▶ _Written request_
Omit any picture, and return the remaining data exactly as written.
______________________________
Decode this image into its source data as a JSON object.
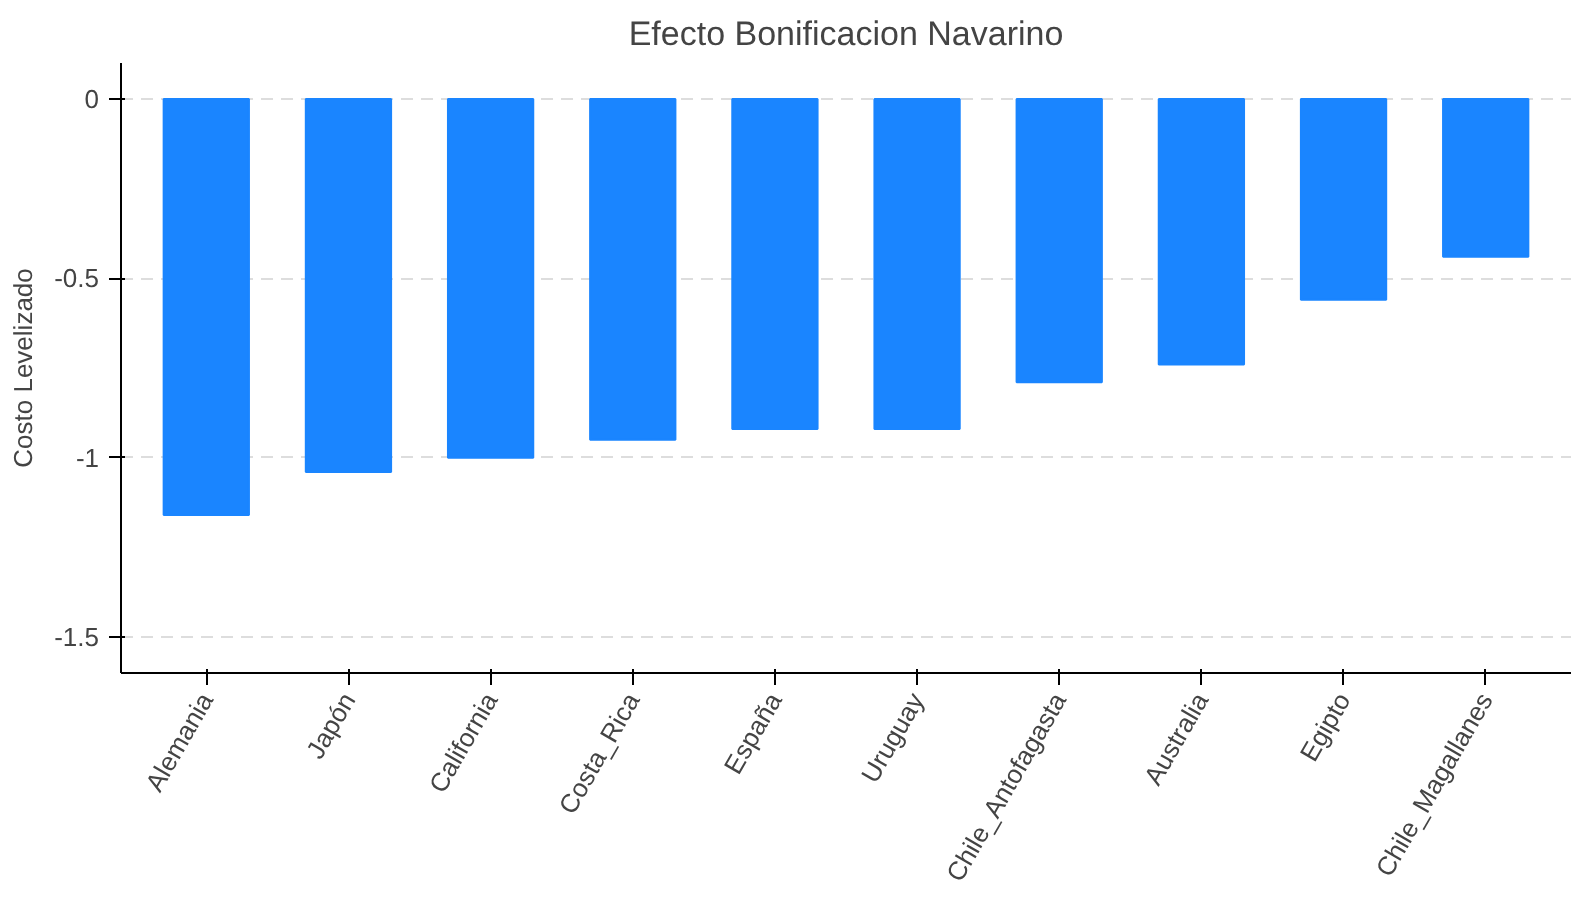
{
  "chart_data": {
    "type": "bar",
    "title": "Efecto Bonificacion Navarino",
    "ylabel": "Costo Levelizado",
    "categories": [
      "Alemania",
      "Japón",
      "California",
      "Costa_Rica",
      "España",
      "Uruguay",
      "Chile_Antofagasta",
      "Australia",
      "Egipto",
      "Chile_Magallanes"
    ],
    "values": [
      -1.16,
      -1.04,
      -1.0,
      -0.95,
      -0.92,
      -0.92,
      -0.79,
      -0.74,
      -0.56,
      -0.44
    ],
    "color": "#1a85ff",
    "ylim": [
      -1.6,
      0.1
    ],
    "yticks": [
      0,
      -0.5,
      -1,
      -1.5
    ],
    "grid": "y"
  }
}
______________________________
▶ _The solution_
Decode this image into its source data as a JSON object.
{
  "chart_data": {
    "type": "bar",
    "title": "Efecto Bonificacion Navarino",
    "ylabel": "Costo Levelizado",
    "categories": [
      "Alemania",
      "Japón",
      "California",
      "Costa_Rica",
      "España",
      "Uruguay",
      "Chile_Antofagasta",
      "Australia",
      "Egipto",
      "Chile_Magallanes"
    ],
    "values": [
      -1.16,
      -1.04,
      -1.0,
      -0.95,
      -0.92,
      -0.92,
      -0.79,
      -0.74,
      -0.56,
      -0.44
    ],
    "color": "#1a85ff",
    "ylim": [
      -1.6,
      0.1
    ],
    "yticks": [
      0,
      -0.5,
      -1,
      -1.5
    ],
    "grid": "y"
  }
}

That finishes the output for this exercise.